Start Record set
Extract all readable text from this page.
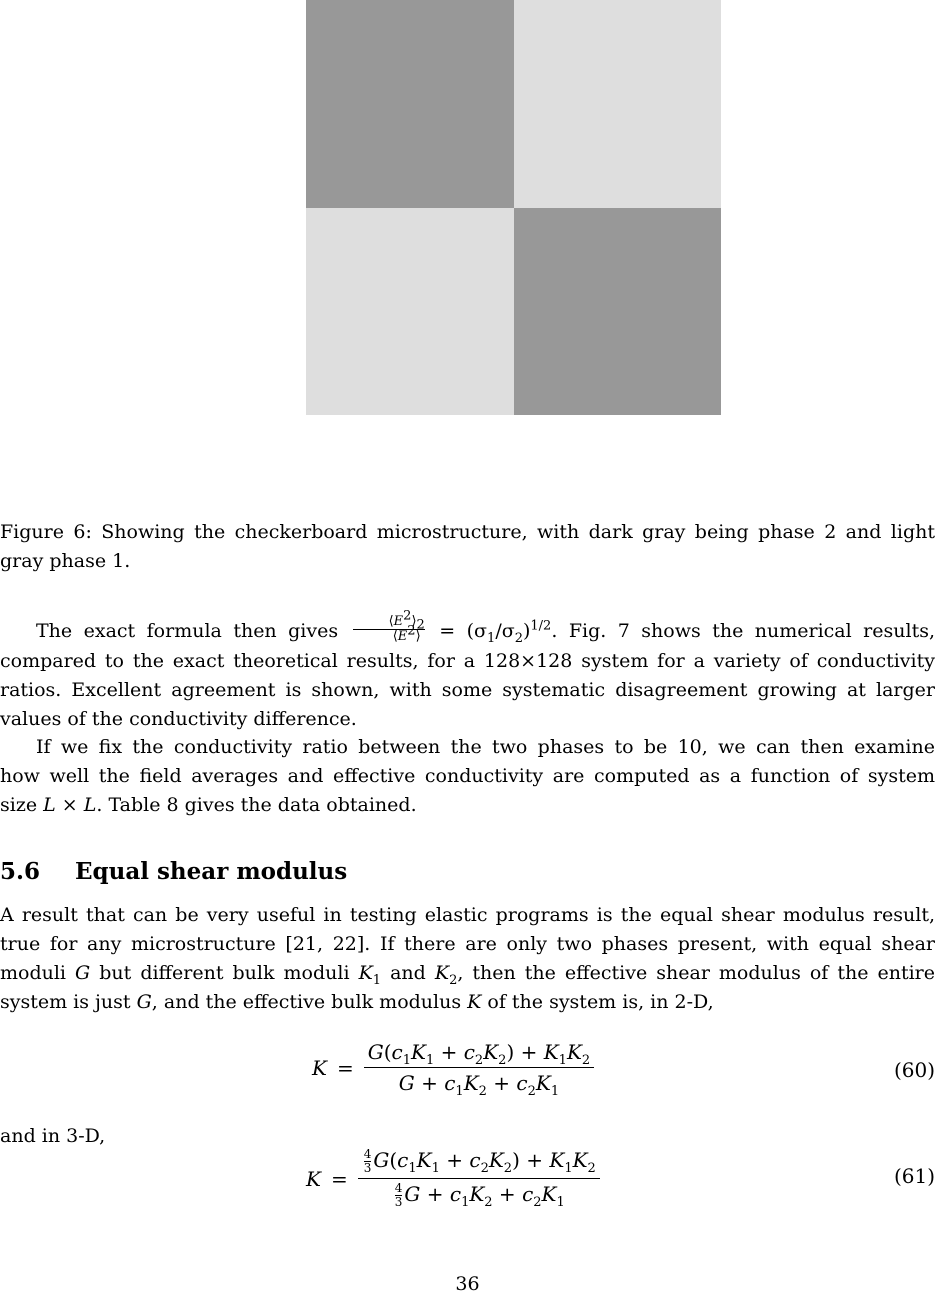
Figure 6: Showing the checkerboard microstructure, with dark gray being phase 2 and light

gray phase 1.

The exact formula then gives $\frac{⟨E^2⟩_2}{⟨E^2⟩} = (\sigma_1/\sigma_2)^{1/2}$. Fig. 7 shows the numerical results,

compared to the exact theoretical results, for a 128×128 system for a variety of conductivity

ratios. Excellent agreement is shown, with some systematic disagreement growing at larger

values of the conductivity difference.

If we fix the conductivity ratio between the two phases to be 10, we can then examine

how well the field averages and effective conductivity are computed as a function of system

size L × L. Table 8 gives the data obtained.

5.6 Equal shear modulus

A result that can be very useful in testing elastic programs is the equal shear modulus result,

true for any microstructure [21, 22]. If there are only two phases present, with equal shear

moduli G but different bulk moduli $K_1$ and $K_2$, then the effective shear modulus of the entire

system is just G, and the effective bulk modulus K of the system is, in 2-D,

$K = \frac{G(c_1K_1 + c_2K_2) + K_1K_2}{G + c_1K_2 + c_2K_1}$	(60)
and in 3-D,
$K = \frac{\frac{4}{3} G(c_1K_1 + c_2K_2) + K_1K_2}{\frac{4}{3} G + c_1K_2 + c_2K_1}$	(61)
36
End Record set
Start Record set
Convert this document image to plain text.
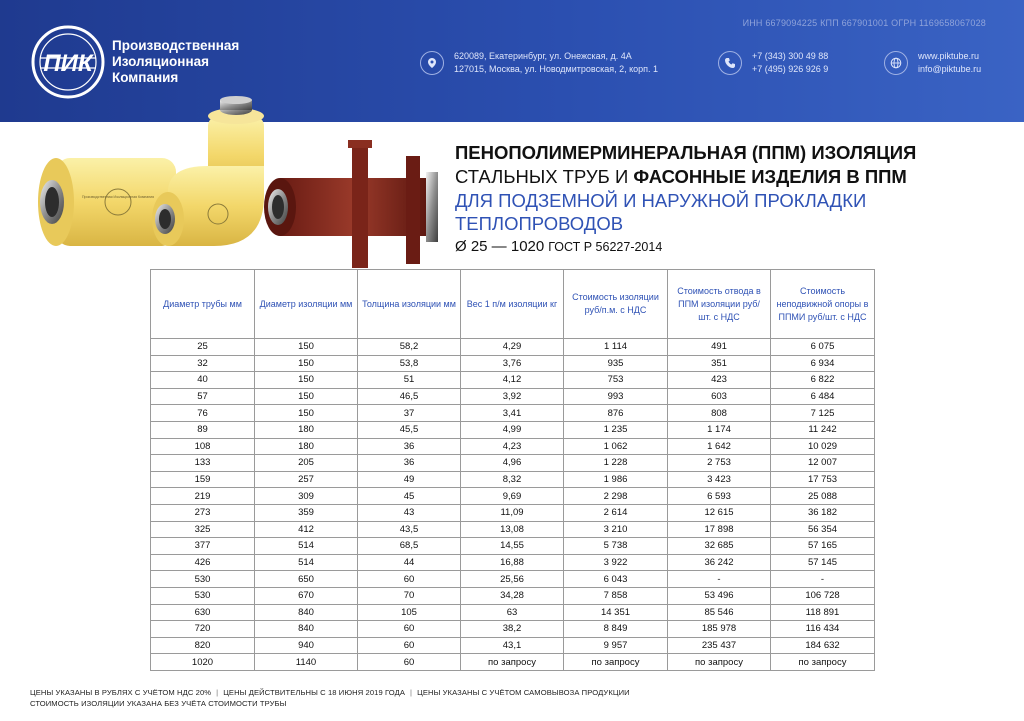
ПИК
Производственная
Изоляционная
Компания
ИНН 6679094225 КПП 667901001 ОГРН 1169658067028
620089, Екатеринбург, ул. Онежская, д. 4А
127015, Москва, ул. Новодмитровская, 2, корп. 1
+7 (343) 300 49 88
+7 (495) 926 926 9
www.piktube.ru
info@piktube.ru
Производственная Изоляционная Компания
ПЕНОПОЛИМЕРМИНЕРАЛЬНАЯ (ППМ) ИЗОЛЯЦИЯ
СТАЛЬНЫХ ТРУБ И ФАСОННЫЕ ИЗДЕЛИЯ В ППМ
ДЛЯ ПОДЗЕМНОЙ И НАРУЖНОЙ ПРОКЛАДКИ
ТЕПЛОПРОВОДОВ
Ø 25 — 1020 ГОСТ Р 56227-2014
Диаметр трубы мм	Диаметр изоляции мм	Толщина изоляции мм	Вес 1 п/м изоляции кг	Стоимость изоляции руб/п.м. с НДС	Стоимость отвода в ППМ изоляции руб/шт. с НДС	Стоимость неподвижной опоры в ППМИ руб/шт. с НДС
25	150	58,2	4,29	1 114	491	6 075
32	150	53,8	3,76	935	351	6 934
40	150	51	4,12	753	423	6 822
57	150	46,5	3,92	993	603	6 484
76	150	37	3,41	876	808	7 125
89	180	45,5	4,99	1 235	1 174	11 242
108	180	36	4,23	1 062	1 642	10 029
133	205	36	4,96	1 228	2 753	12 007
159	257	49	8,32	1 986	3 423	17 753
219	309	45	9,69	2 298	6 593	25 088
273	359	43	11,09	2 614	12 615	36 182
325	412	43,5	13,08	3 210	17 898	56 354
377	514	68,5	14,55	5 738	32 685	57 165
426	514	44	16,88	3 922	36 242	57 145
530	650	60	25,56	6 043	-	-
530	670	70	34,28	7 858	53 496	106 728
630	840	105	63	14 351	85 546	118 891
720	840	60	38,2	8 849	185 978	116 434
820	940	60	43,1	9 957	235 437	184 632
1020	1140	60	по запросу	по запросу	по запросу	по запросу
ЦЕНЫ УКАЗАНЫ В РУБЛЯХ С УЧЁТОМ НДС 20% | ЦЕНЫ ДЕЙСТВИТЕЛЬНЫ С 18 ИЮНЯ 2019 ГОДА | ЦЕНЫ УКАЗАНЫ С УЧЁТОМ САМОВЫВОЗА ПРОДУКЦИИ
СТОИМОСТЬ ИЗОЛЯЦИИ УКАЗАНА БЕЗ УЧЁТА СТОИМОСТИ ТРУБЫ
End Record set
**What needs to be done**. How many lines of these entries contain "effective"? Answer with the number and nothing else.

**Answer to this exercise**. 3